• The problem:
Scan the material and copy every line in which "container" appears.

• Given information:
----------------
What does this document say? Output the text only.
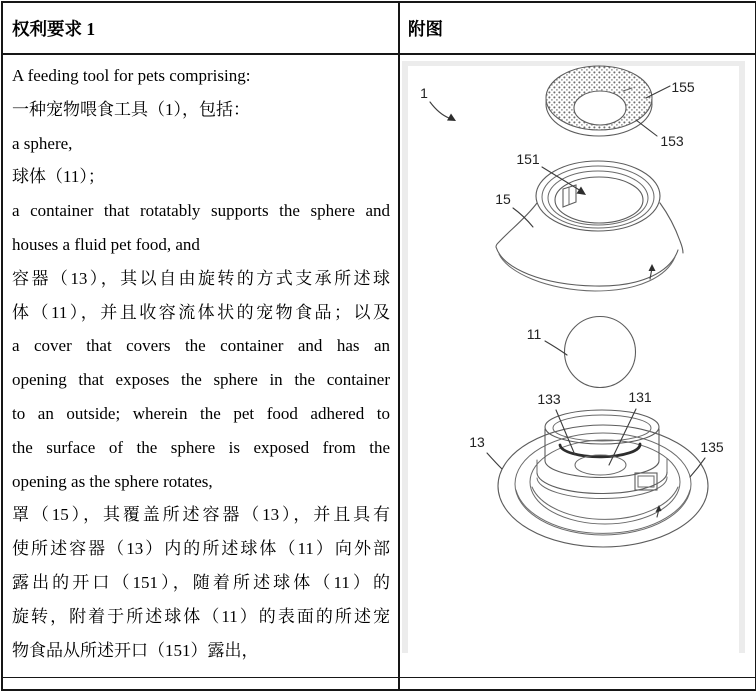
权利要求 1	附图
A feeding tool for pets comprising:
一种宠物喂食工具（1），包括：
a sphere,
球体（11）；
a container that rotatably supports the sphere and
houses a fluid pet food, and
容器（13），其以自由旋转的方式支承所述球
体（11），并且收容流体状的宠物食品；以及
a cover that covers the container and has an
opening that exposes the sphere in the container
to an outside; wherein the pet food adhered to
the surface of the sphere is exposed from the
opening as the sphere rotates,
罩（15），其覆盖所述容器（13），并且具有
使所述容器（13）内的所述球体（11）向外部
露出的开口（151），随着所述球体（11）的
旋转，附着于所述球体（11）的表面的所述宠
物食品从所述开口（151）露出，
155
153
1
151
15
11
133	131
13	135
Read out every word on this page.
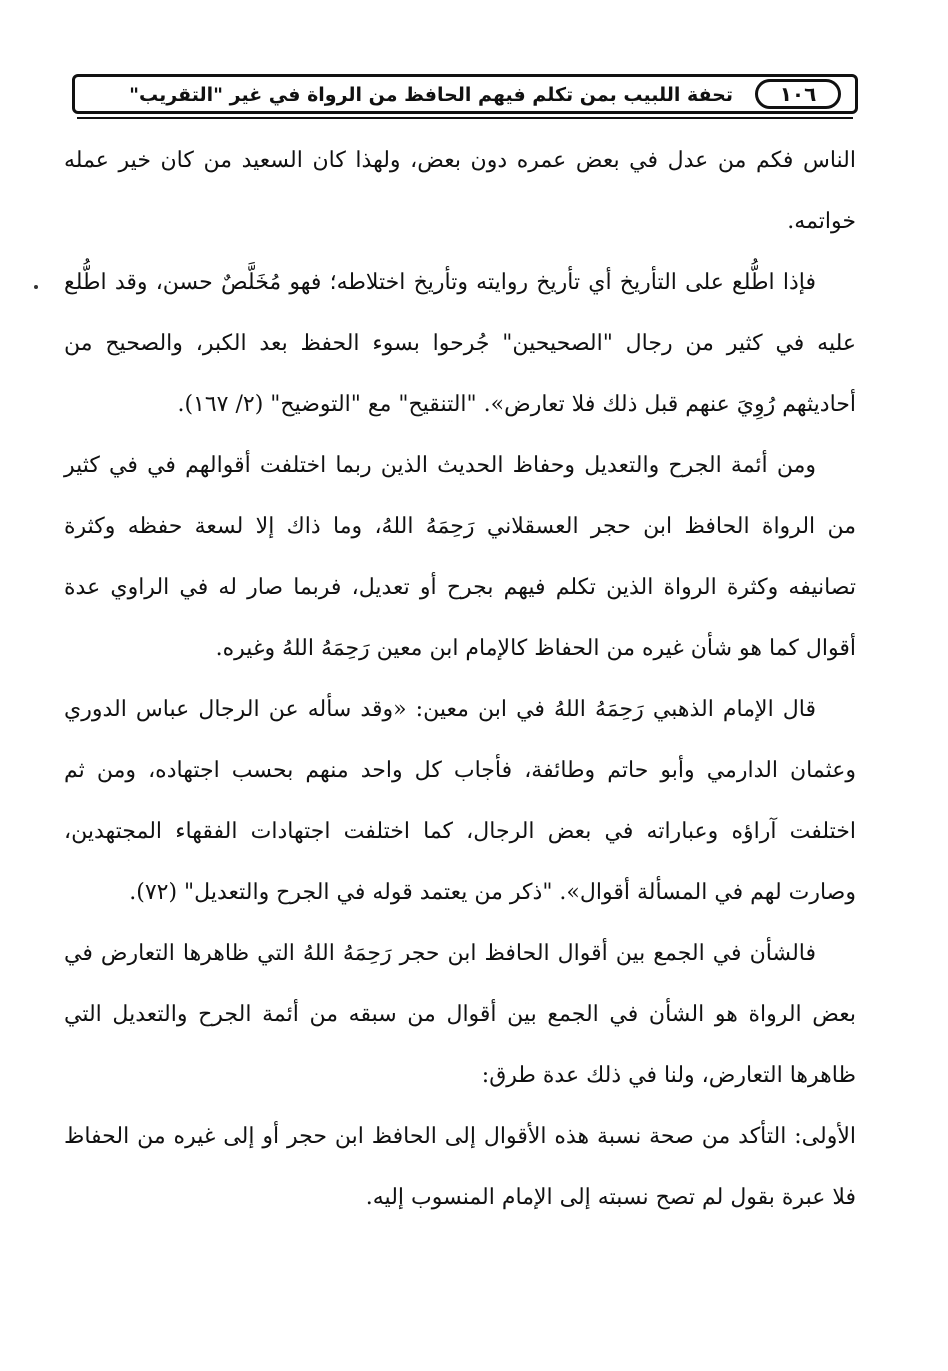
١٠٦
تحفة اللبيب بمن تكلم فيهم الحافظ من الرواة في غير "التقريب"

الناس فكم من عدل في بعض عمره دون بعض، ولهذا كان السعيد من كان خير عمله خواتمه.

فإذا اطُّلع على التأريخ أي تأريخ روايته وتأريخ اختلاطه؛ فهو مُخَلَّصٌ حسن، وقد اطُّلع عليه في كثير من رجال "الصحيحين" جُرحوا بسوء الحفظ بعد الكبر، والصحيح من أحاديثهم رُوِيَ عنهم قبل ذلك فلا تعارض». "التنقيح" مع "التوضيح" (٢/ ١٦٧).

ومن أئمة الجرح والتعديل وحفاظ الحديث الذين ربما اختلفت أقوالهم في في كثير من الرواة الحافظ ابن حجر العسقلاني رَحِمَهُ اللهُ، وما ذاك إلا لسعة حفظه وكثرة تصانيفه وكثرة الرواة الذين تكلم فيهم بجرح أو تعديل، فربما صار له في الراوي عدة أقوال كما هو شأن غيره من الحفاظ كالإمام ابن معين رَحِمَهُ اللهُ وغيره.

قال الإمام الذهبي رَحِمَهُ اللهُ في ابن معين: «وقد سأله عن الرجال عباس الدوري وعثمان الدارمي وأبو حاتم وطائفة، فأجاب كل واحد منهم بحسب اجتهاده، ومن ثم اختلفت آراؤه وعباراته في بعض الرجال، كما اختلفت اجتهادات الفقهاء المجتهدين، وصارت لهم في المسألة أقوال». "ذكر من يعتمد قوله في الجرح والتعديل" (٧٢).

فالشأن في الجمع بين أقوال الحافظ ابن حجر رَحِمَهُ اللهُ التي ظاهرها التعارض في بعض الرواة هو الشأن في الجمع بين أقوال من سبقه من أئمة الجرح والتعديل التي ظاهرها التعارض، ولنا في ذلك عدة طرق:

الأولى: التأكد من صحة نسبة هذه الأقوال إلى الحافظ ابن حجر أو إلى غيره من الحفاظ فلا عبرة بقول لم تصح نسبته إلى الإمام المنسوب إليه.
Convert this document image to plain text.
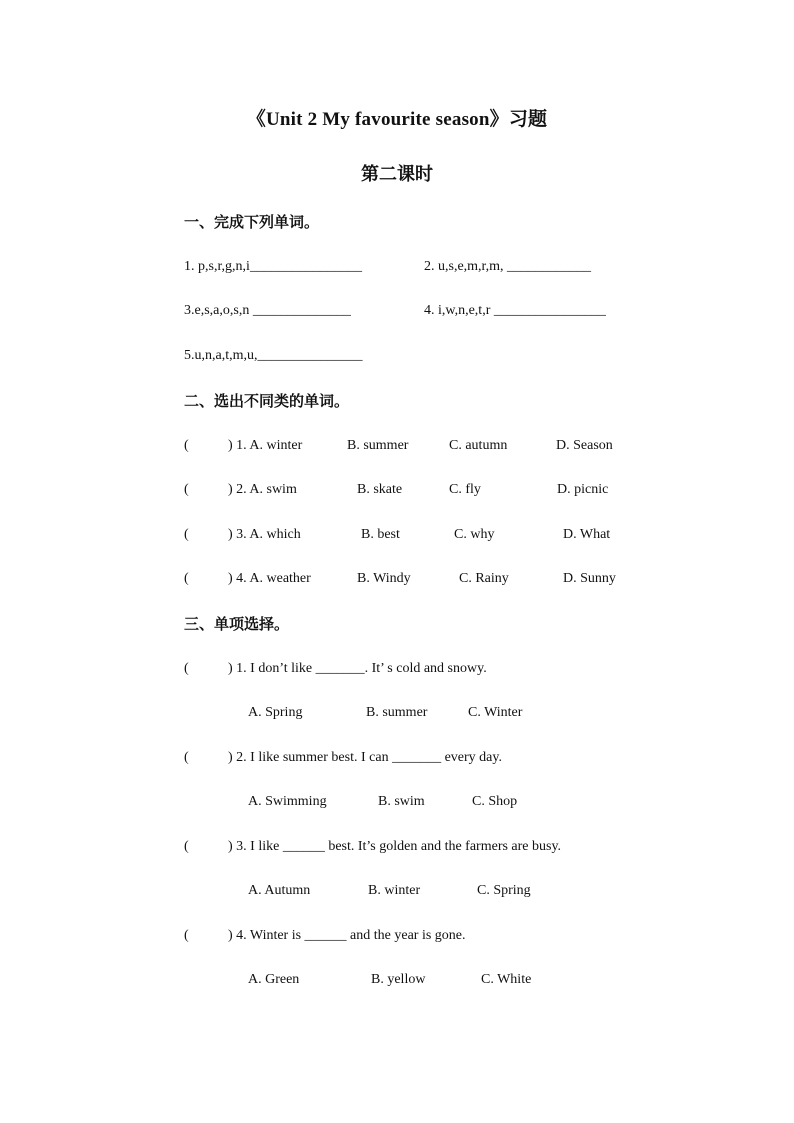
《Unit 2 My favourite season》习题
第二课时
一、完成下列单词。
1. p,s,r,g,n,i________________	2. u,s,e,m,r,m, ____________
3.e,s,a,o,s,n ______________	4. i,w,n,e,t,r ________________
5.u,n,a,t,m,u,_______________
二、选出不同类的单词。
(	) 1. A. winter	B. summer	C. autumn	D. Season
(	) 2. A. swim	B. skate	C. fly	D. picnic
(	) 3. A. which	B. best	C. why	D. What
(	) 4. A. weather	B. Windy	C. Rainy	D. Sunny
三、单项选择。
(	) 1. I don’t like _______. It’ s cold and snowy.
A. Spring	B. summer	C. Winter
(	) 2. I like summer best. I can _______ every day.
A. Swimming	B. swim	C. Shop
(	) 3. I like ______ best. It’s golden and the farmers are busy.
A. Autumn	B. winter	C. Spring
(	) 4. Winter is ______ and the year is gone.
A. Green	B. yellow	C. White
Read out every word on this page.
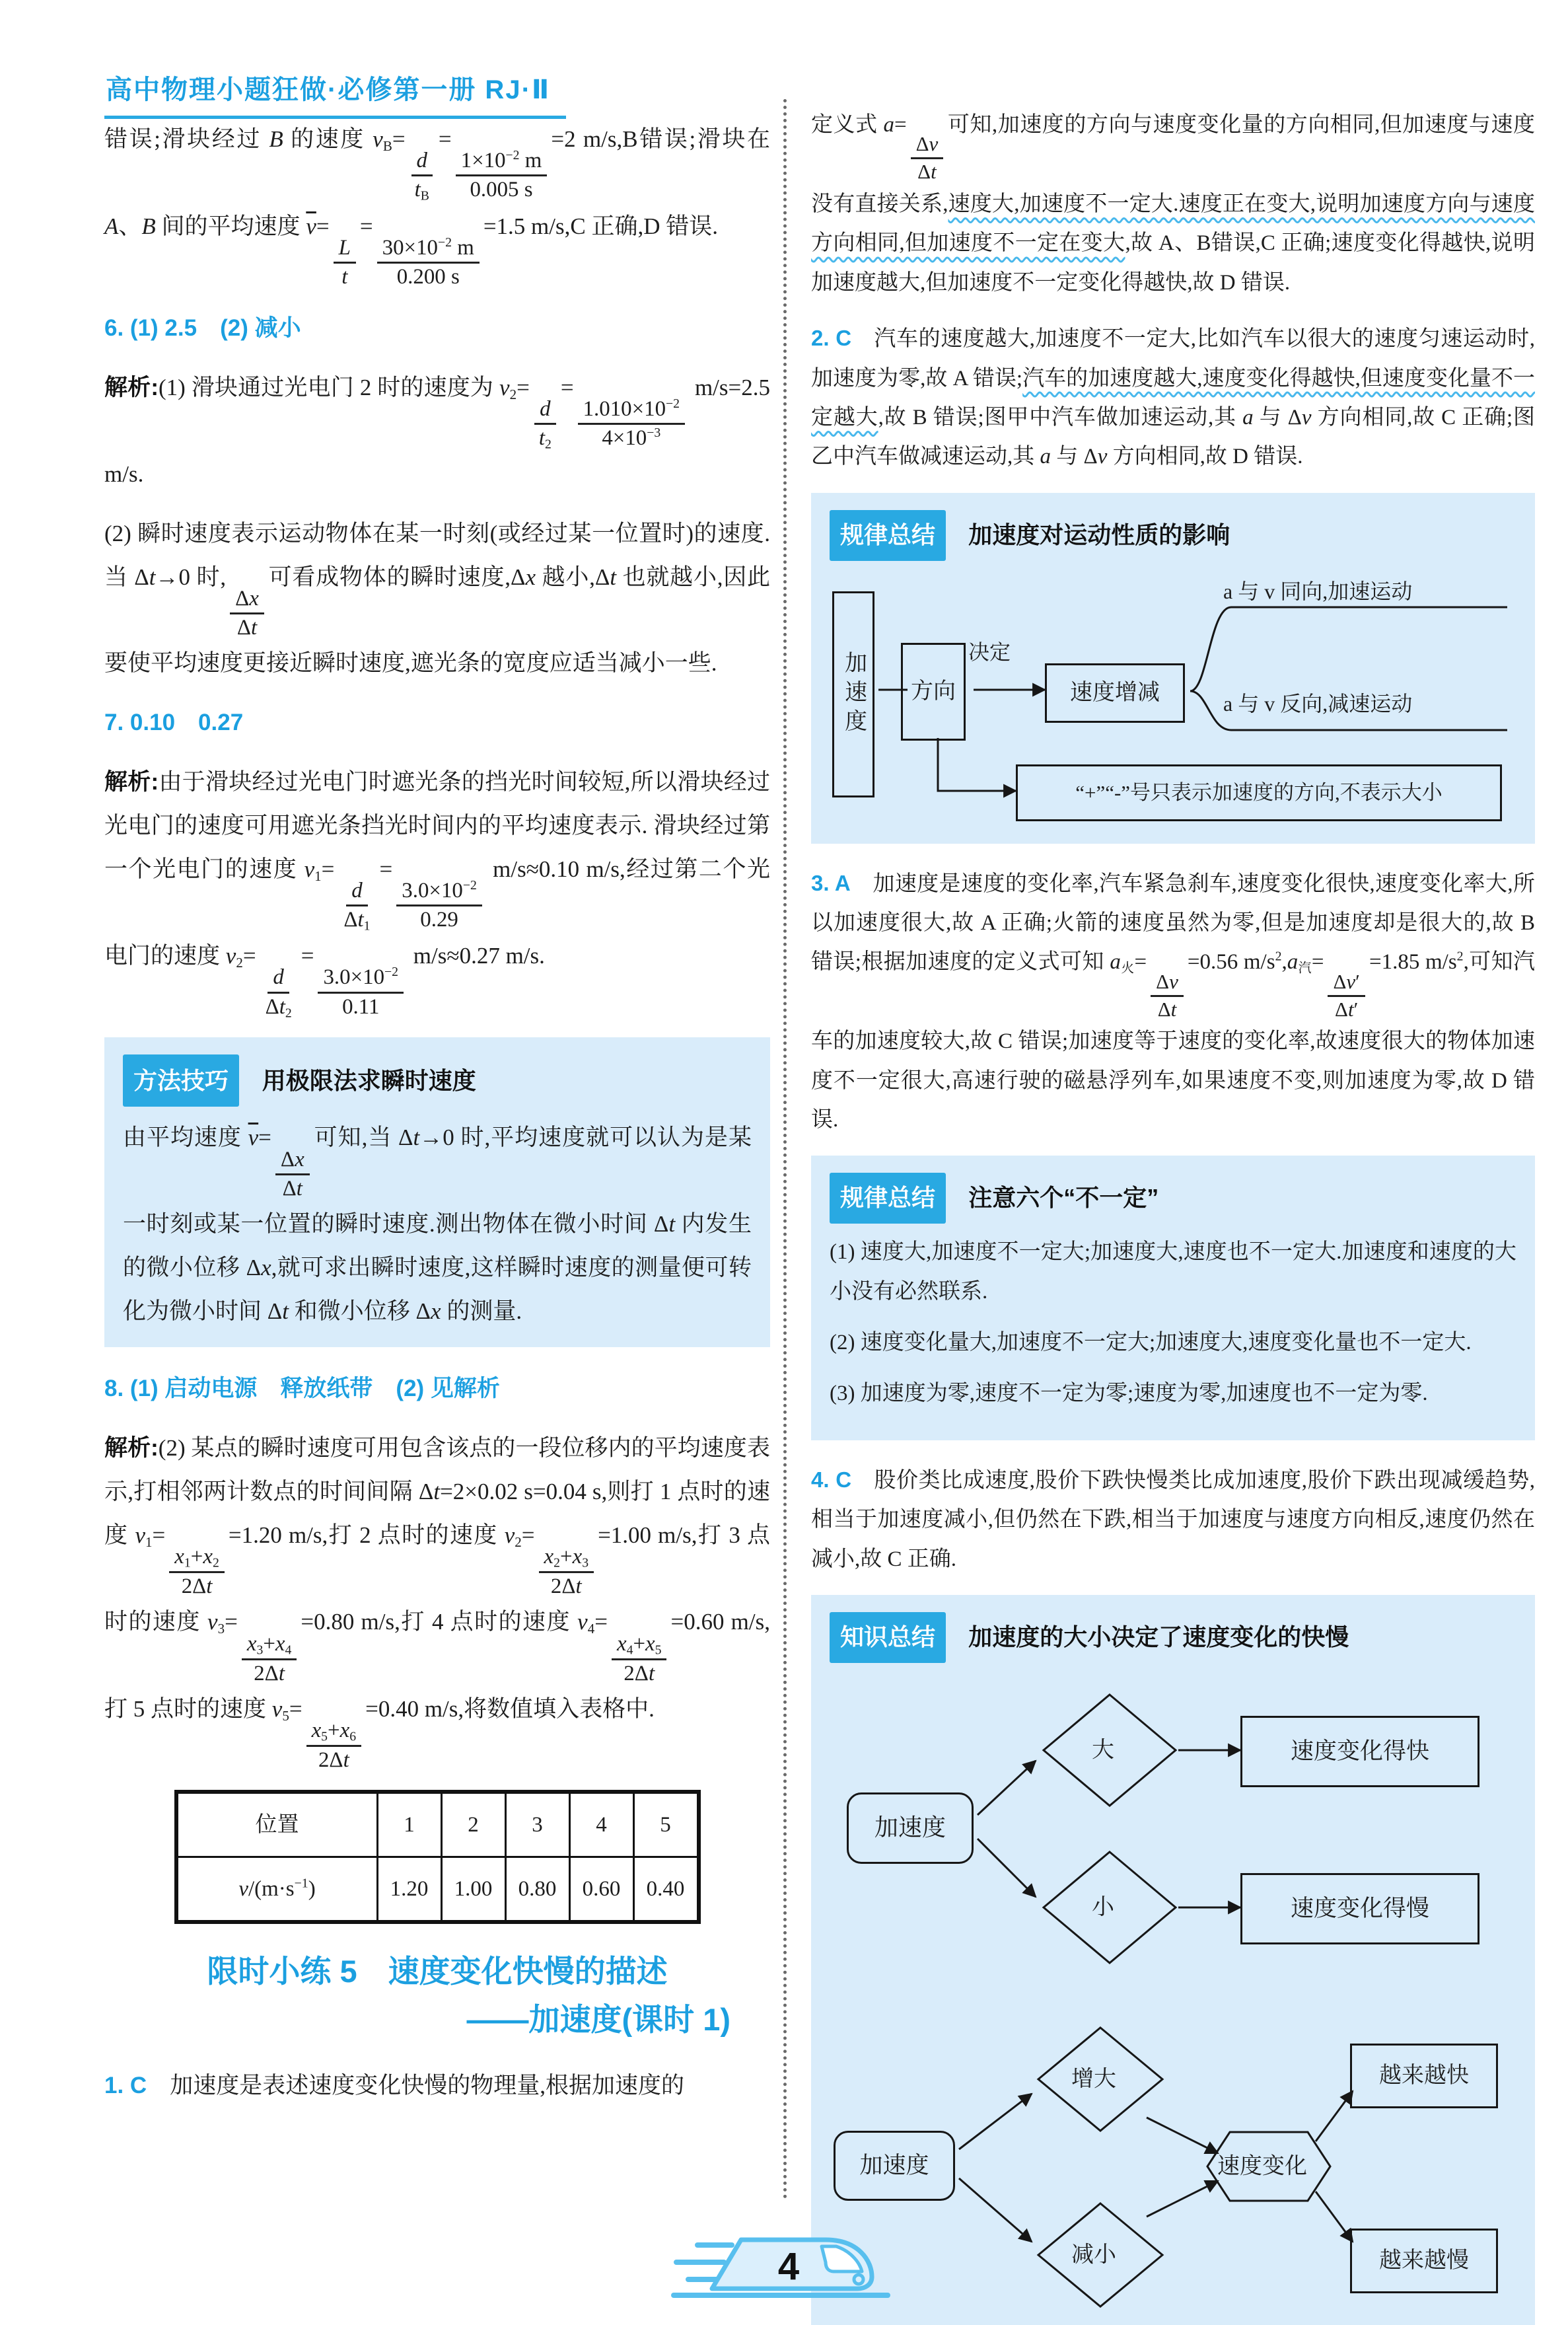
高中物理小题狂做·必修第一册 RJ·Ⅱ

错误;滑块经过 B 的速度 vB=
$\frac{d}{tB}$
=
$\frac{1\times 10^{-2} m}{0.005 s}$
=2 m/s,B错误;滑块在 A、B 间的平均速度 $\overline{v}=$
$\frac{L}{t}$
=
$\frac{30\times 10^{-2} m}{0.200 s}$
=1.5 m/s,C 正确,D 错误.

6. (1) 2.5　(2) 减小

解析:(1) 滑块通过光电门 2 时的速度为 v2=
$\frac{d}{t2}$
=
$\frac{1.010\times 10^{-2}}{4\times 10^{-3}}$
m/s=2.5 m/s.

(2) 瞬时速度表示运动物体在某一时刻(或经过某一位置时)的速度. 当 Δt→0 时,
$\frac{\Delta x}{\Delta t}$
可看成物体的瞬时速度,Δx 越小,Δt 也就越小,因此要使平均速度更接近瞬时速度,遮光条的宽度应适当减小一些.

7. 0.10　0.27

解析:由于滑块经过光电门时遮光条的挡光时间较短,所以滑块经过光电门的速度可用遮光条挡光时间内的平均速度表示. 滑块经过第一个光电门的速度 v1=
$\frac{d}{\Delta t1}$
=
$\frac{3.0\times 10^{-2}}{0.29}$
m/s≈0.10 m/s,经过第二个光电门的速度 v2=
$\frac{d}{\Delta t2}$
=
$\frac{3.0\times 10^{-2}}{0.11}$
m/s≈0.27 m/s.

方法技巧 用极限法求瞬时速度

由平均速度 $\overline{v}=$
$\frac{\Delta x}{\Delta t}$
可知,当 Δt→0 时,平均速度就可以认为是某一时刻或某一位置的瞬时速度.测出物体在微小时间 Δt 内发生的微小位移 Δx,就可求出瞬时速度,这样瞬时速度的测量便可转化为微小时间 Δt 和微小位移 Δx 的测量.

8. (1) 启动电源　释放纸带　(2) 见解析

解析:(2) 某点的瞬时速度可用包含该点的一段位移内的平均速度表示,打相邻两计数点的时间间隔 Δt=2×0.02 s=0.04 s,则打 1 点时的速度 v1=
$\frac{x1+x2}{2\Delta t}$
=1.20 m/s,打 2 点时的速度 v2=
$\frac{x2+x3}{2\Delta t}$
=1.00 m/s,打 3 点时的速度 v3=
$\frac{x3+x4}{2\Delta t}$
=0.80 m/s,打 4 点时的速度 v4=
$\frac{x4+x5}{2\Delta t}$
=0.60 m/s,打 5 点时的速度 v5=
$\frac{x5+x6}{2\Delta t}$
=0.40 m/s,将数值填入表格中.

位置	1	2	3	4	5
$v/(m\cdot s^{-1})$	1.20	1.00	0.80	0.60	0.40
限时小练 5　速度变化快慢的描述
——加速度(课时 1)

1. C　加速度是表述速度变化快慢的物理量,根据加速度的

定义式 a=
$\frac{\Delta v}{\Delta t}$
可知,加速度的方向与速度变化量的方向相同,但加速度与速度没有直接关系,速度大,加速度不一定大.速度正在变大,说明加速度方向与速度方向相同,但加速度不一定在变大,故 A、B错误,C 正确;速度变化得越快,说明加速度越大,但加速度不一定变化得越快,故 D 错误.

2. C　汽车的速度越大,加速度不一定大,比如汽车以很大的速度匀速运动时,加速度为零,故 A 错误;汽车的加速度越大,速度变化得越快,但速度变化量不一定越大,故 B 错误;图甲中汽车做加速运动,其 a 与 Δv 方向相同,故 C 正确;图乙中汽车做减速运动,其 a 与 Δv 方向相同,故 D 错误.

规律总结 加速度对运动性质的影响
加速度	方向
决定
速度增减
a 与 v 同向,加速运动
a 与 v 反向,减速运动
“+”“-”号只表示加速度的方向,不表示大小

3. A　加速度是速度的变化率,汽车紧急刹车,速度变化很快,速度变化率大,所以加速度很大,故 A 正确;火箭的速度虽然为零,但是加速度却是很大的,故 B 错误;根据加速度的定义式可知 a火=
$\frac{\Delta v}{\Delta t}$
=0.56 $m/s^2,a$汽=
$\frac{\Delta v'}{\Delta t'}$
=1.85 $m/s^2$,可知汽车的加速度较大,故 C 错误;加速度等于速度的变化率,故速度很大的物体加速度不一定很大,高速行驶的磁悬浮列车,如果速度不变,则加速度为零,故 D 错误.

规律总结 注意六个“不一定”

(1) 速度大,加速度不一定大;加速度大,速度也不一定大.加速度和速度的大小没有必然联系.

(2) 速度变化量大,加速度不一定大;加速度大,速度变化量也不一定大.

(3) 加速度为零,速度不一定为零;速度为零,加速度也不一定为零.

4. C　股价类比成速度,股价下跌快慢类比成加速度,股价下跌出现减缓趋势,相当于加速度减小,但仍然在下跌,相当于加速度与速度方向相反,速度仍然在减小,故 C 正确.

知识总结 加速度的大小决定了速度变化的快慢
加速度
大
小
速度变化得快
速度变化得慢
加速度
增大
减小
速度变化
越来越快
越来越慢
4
----------------
• Completed exercise:
a container that rotatably supports the sphere and
a cover that covers the container and has an
opening that exposes the sphere in the container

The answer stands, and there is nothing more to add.